What the task requires
The entries below contain pictures. Retype everything except those pictures, exactly as given.

Records supplied
..........

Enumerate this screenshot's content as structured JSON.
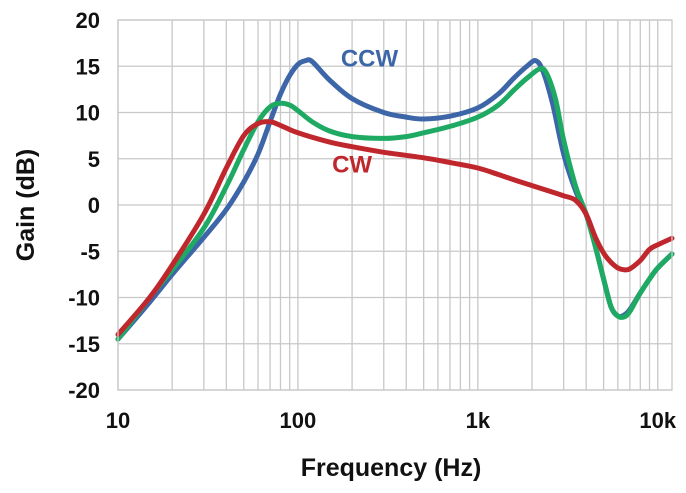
{
  "chart_data": {
    "type": "line",
    "title": "",
    "xlabel": "Frequency (Hz)",
    "ylabel": "Gain (dB)",
    "xscale": "log",
    "xlim": [
      10,
      12000
    ],
    "ylim": [
      -20,
      20
    ],
    "grid": true,
    "legend": "inline",
    "x_ticks": [
      {
        "value": 10,
        "label": "10"
      },
      {
        "value": 100,
        "label": "100"
      },
      {
        "value": 1000,
        "label": "1k"
      },
      {
        "value": 10000,
        "label": "10k"
      }
    ],
    "y_ticks": [
      {
        "value": 20,
        "label": "20"
      },
      {
        "value": 15,
        "label": "15"
      },
      {
        "value": 10,
        "label": "10"
      },
      {
        "value": 5,
        "label": "5"
      },
      {
        "value": 0,
        "label": "0"
      },
      {
        "value": -5,
        "label": "-5"
      },
      {
        "value": -10,
        "label": "-10"
      },
      {
        "value": -15,
        "label": "-15"
      },
      {
        "value": -20,
        "label": "-20"
      }
    ],
    "series": [
      {
        "name": "CCW",
        "color": "#3d66a8",
        "label_at": [
          250,
          15
        ],
        "points": [
          [
            10,
            -14.5
          ],
          [
            15,
            -10.5
          ],
          [
            20,
            -7.5
          ],
          [
            30,
            -3.5
          ],
          [
            40,
            -0.5
          ],
          [
            50,
            2.5
          ],
          [
            60,
            5.5
          ],
          [
            70,
            9
          ],
          [
            80,
            12
          ],
          [
            90,
            14
          ],
          [
            100,
            15.2
          ],
          [
            110,
            15.6
          ],
          [
            120,
            15.5
          ],
          [
            150,
            13.5
          ],
          [
            200,
            11.5
          ],
          [
            300,
            10
          ],
          [
            400,
            9.5
          ],
          [
            500,
            9.3
          ],
          [
            700,
            9.6
          ],
          [
            1000,
            10.5
          ],
          [
            1300,
            12
          ],
          [
            1600,
            13.8
          ],
          [
            1900,
            15.1
          ],
          [
            2100,
            15.6
          ],
          [
            2300,
            14.5
          ],
          [
            2600,
            11
          ],
          [
            3000,
            5.5
          ],
          [
            3500,
            1.5
          ],
          [
            4000,
            -1
          ],
          [
            4500,
            -4.5
          ],
          [
            5000,
            -8
          ],
          [
            5500,
            -11
          ],
          [
            6000,
            -12
          ],
          [
            6500,
            -11.9
          ],
          [
            7000,
            -11.3
          ],
          [
            8000,
            -9.5
          ],
          [
            9000,
            -8
          ],
          [
            10000,
            -6.8
          ],
          [
            12000,
            -5.3
          ]
        ]
      },
      {
        "name": "",
        "color": "#1faa63",
        "points": [
          [
            10,
            -14.5
          ],
          [
            15,
            -10
          ],
          [
            20,
            -7
          ],
          [
            30,
            -2.5
          ],
          [
            40,
            2
          ],
          [
            50,
            6
          ],
          [
            60,
            9
          ],
          [
            70,
            10.6
          ],
          [
            80,
            11
          ],
          [
            90,
            10.8
          ],
          [
            100,
            10.2
          ],
          [
            120,
            9
          ],
          [
            150,
            8
          ],
          [
            200,
            7.4
          ],
          [
            300,
            7.2
          ],
          [
            400,
            7.4
          ],
          [
            500,
            7.8
          ],
          [
            700,
            8.5
          ],
          [
            1000,
            9.5
          ],
          [
            1300,
            10.8
          ],
          [
            1600,
            12.5
          ],
          [
            1900,
            13.8
          ],
          [
            2200,
            14.7
          ],
          [
            2400,
            14.3
          ],
          [
            2700,
            11.5
          ],
          [
            3000,
            7
          ],
          [
            3500,
            2
          ],
          [
            4000,
            -1
          ],
          [
            4500,
            -4.5
          ],
          [
            5000,
            -8
          ],
          [
            5500,
            -11
          ],
          [
            6000,
            -12
          ],
          [
            6500,
            -12.1
          ],
          [
            7000,
            -11.5
          ],
          [
            8000,
            -9.5
          ],
          [
            9000,
            -8
          ],
          [
            10000,
            -6.8
          ],
          [
            12000,
            -5.3
          ]
        ]
      },
      {
        "name": "CW",
        "color": "#c0272d",
        "label_at": [
          200,
          3.5
        ],
        "points": [
          [
            10,
            -14
          ],
          [
            15,
            -10
          ],
          [
            20,
            -6.5
          ],
          [
            30,
            -1
          ],
          [
            40,
            4
          ],
          [
            50,
            7.5
          ],
          [
            60,
            8.8
          ],
          [
            70,
            9
          ],
          [
            80,
            8.6
          ],
          [
            100,
            7.8
          ],
          [
            150,
            6.8
          ],
          [
            200,
            6.3
          ],
          [
            300,
            5.7
          ],
          [
            500,
            5.1
          ],
          [
            700,
            4.6
          ],
          [
            1000,
            4
          ],
          [
            1300,
            3.3
          ],
          [
            1600,
            2.7
          ],
          [
            2000,
            2.1
          ],
          [
            2500,
            1.5
          ],
          [
            3000,
            1
          ],
          [
            3500,
            0.5
          ],
          [
            4000,
            -1
          ],
          [
            4500,
            -3.5
          ],
          [
            5000,
            -5.2
          ],
          [
            5500,
            -6.2
          ],
          [
            6000,
            -6.8
          ],
          [
            6500,
            -7
          ],
          [
            7000,
            -6.9
          ],
          [
            8000,
            -6
          ],
          [
            9000,
            -4.8
          ],
          [
            10000,
            -4.3
          ],
          [
            12000,
            -3.6
          ]
        ]
      }
    ]
  }
}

..........

Final result
Enumerate this screenshot's content as structured JSON.
{
  "chart_data": {
    "type": "line",
    "title": "",
    "xlabel": "Frequency (Hz)",
    "ylabel": "Gain (dB)",
    "xscale": "log",
    "xlim": [
      10,
      12000
    ],
    "ylim": [
      -20,
      20
    ],
    "grid": true,
    "legend": "inline",
    "x_ticks": [
      {
        "value": 10,
        "label": "10"
      },
      {
        "value": 100,
        "label": "100"
      },
      {
        "value": 1000,
        "label": "1k"
      },
      {
        "value": 10000,
        "label": "10k"
      }
    ],
    "y_ticks": [
      {
        "value": 20,
        "label": "20"
      },
      {
        "value": 15,
        "label": "15"
      },
      {
        "value": 10,
        "label": "10"
      },
      {
        "value": 5,
        "label": "5"
      },
      {
        "value": 0,
        "label": "0"
      },
      {
        "value": -5,
        "label": "-5"
      },
      {
        "value": -10,
        "label": "-10"
      },
      {
        "value": -15,
        "label": "-15"
      },
      {
        "value": -20,
        "label": "-20"
      }
    ],
    "series": [
      {
        "name": "CCW",
        "color": "#3d66a8",
        "label_at": [
          250,
          15
        ],
        "points": [
          [
            10,
            -14.5
          ],
          [
            15,
            -10.5
          ],
          [
            20,
            -7.5
          ],
          [
            30,
            -3.5
          ],
          [
            40,
            -0.5
          ],
          [
            50,
            2.5
          ],
          [
            60,
            5.5
          ],
          [
            70,
            9
          ],
          [
            80,
            12
          ],
          [
            90,
            14
          ],
          [
            100,
            15.2
          ],
          [
            110,
            15.6
          ],
          [
            120,
            15.5
          ],
          [
            150,
            13.5
          ],
          [
            200,
            11.5
          ],
          [
            300,
            10
          ],
          [
            400,
            9.5
          ],
          [
            500,
            9.3
          ],
          [
            700,
            9.6
          ],
          [
            1000,
            10.5
          ],
          [
            1300,
            12
          ],
          [
            1600,
            13.8
          ],
          [
            1900,
            15.1
          ],
          [
            2100,
            15.6
          ],
          [
            2300,
            14.5
          ],
          [
            2600,
            11
          ],
          [
            3000,
            5.5
          ],
          [
            3500,
            1.5
          ],
          [
            4000,
            -1
          ],
          [
            4500,
            -4.5
          ],
          [
            5000,
            -8
          ],
          [
            5500,
            -11
          ],
          [
            6000,
            -12
          ],
          [
            6500,
            -11.9
          ],
          [
            7000,
            -11.3
          ],
          [
            8000,
            -9.5
          ],
          [
            9000,
            -8
          ],
          [
            10000,
            -6.8
          ],
          [
            12000,
            -5.3
          ]
        ]
      },
      {
        "name": "",
        "color": "#1faa63",
        "points": [
          [
            10,
            -14.5
          ],
          [
            15,
            -10
          ],
          [
            20,
            -7
          ],
          [
            30,
            -2.5
          ],
          [
            40,
            2
          ],
          [
            50,
            6
          ],
          [
            60,
            9
          ],
          [
            70,
            10.6
          ],
          [
            80,
            11
          ],
          [
            90,
            10.8
          ],
          [
            100,
            10.2
          ],
          [
            120,
            9
          ],
          [
            150,
            8
          ],
          [
            200,
            7.4
          ],
          [
            300,
            7.2
          ],
          [
            400,
            7.4
          ],
          [
            500,
            7.8
          ],
          [
            700,
            8.5
          ],
          [
            1000,
            9.5
          ],
          [
            1300,
            10.8
          ],
          [
            1600,
            12.5
          ],
          [
            1900,
            13.8
          ],
          [
            2200,
            14.7
          ],
          [
            2400,
            14.3
          ],
          [
            2700,
            11.5
          ],
          [
            3000,
            7
          ],
          [
            3500,
            2
          ],
          [
            4000,
            -1
          ],
          [
            4500,
            -4.5
          ],
          [
            5000,
            -8
          ],
          [
            5500,
            -11
          ],
          [
            6000,
            -12
          ],
          [
            6500,
            -12.1
          ],
          [
            7000,
            -11.5
          ],
          [
            8000,
            -9.5
          ],
          [
            9000,
            -8
          ],
          [
            10000,
            -6.8
          ],
          [
            12000,
            -5.3
          ]
        ]
      },
      {
        "name": "CW",
        "color": "#c0272d",
        "label_at": [
          200,
          3.5
        ],
        "points": [
          [
            10,
            -14
          ],
          [
            15,
            -10
          ],
          [
            20,
            -6.5
          ],
          [
            30,
            -1
          ],
          [
            40,
            4
          ],
          [
            50,
            7.5
          ],
          [
            60,
            8.8
          ],
          [
            70,
            9
          ],
          [
            80,
            8.6
          ],
          [
            100,
            7.8
          ],
          [
            150,
            6.8
          ],
          [
            200,
            6.3
          ],
          [
            300,
            5.7
          ],
          [
            500,
            5.1
          ],
          [
            700,
            4.6
          ],
          [
            1000,
            4
          ],
          [
            1300,
            3.3
          ],
          [
            1600,
            2.7
          ],
          [
            2000,
            2.1
          ],
          [
            2500,
            1.5
          ],
          [
            3000,
            1
          ],
          [
            3500,
            0.5
          ],
          [
            4000,
            -1
          ],
          [
            4500,
            -3.5
          ],
          [
            5000,
            -5.2
          ],
          [
            5500,
            -6.2
          ],
          [
            6000,
            -6.8
          ],
          [
            6500,
            -7
          ],
          [
            7000,
            -6.9
          ],
          [
            8000,
            -6
          ],
          [
            9000,
            -4.8
          ],
          [
            10000,
            -4.3
          ],
          [
            12000,
            -3.6
          ]
        ]
      }
    ]
  }
}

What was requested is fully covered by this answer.